→ **Exercise directions**
Could you give the data below again, exactly and completely?

→ **Exercise material**
● ● ● ● ●

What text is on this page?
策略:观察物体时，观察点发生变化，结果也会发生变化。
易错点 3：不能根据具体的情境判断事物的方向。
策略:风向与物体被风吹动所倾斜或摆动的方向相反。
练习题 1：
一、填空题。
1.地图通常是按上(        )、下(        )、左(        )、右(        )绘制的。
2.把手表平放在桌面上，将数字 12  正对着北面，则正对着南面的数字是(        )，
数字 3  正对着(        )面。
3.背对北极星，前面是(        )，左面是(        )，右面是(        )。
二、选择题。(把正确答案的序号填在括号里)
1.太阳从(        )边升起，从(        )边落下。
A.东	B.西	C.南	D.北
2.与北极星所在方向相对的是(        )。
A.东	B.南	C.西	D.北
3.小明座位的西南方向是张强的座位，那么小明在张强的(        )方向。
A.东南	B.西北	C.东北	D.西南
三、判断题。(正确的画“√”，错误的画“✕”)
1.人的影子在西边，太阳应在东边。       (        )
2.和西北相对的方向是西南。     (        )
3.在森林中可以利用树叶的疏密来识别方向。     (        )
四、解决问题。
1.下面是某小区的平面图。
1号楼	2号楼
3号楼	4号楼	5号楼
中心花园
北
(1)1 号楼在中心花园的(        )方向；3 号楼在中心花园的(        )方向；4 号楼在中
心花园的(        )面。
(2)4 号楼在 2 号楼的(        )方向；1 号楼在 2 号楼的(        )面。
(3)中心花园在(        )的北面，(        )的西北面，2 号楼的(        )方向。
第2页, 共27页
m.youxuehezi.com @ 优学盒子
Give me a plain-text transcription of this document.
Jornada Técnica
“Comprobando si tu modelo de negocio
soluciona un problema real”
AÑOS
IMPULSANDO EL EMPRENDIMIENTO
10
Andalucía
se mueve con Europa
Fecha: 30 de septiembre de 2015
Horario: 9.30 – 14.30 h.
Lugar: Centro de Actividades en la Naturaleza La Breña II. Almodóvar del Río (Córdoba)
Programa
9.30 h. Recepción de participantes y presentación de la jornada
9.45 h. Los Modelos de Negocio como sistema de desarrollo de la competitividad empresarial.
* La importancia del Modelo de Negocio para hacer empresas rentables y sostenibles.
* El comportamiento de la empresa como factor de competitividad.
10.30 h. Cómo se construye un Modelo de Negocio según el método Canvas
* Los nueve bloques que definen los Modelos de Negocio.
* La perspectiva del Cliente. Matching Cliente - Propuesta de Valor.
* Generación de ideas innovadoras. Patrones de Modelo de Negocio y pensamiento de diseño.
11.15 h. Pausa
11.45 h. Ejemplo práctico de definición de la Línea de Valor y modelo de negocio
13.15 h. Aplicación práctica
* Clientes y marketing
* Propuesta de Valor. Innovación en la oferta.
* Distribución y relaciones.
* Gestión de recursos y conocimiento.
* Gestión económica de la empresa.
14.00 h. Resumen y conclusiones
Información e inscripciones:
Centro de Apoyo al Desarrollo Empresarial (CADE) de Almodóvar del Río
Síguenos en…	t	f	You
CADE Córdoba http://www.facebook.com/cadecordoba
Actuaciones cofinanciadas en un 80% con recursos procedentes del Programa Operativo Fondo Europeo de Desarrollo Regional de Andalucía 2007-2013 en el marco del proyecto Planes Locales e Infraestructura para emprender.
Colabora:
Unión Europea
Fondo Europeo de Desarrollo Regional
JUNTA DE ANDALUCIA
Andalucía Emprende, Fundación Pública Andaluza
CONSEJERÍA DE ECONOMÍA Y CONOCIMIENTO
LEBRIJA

● ● ● ● ●

→ **Solution for this task**
What text is on this page?
策略:观察物体时，观察点发生变化，结果也会发生变化。
易错点 3：不能根据具体的情境判断事物的方向。
策略:风向与物体被风吹动所倾斜或摆动的方向相反。
练习题 1：
一、填空题。
1.地图通常是按上(        )、下(        )、左(        )、右(        )绘制的。
2.把手表平放在桌面上，将数字 12  正对着北面，则正对着南面的数字是(        )，
数字 3  正对着(        )面。
3.背对北极星，前面是(        )，左面是(        )，右面是(        )。
二、选择题。(把正确答案的序号填在括号里)
1.太阳从(        )边升起，从(        )边落下。
A.东	B.西	C.南	D.北
2.与北极星所在方向相对的是(        )。
A.东	B.南	C.西	D.北
3.小明座位的西南方向是张强的座位，那么小明在张强的(        )方向。
A.东南	B.西北	C.东北	D.西南
三、判断题。(正确的画“√”，错误的画“✕”)
1.人的影子在西边，太阳应在东边。       (        )
2.和西北相对的方向是西南。     (        )
3.在森林中可以利用树叶的疏密来识别方向。     (        )
四、解决问题。
1.下面是某小区的平面图。
1号楼	2号楼
3号楼	4号楼	5号楼
中心花园
北
(1)1 号楼在中心花园的(        )方向；3 号楼在中心花园的(        )方向；4 号楼在中
心花园的(        )面。
(2)4 号楼在 2 号楼的(        )方向；1 号楼在 2 号楼的(        )面。
(3)中心花园在(        )的北面，(        )的西北面，2 号楼的(        )方向。
第2页, 共27页
m.youxuehezi.com @ 优学盒子
Give me a plain-text transcription of this document.
Jornada Técnica
“Comprobando si tu modelo de negocio
soluciona un problema real”
AÑOS
IMPULSANDO EL EMPRENDIMIENTO
10
Andalucía
se mueve con Europa
Fecha: 30 de septiembre de 2015
Horario: 9.30 – 14.30 h.
Lugar: Centro de Actividades en la Naturaleza La Breña II. Almodóvar del Río (Córdoba)
Programa
9.30 h. Recepción de participantes y presentación de la jornada
9.45 h. Los Modelos de Negocio como sistema de desarrollo de la competitividad empresarial.
* La importancia del Modelo de Negocio para hacer empresas rentables y sostenibles.
* El comportamiento de la empresa como factor de competitividad.
10.30 h. Cómo se construye un Modelo de Negocio según el método Canvas
* Los nueve bloques que definen los Modelos de Negocio.
* La perspectiva del Cliente. Matching Cliente - Propuesta de Valor.
* Generación de ideas innovadoras. Patrones de Modelo de Negocio y pensamiento de diseño.
11.15 h. Pausa
11.45 h. Ejemplo práctico de definición de la Línea de Valor y modelo de negocio
13.15 h. Aplicación práctica
* Clientes y marketing
* Propuesta de Valor. Innovación en la oferta.
* Distribución y relaciones.
* Gestión de recursos y conocimiento.
* Gestión económica de la empresa.
14.00 h. Resumen y conclusiones
Información e inscripciones:
Centro de Apoyo al Desarrollo Empresarial (CADE) de Almodóvar del Río
Síguenos en…	t	f	You
CADE Córdoba http://www.facebook.com/cadecordoba
Actuaciones cofinanciadas en un 80% con recursos procedentes del Programa Operativo Fondo Europeo de Desarrollo Regional de Andalucía 2007-2013 en el marco del proyecto Planes Locales e Infraestructura para emprender.
Colabora:
Unión Europea
Fondo Europeo de Desarrollo Regional
JUNTA DE ANDALUCIA
Andalucía Emprende, Fundación Pública Andaluza
CONSEJERÍA DE ECONOMÍA Y CONOCIMIENTO
LEBRIJA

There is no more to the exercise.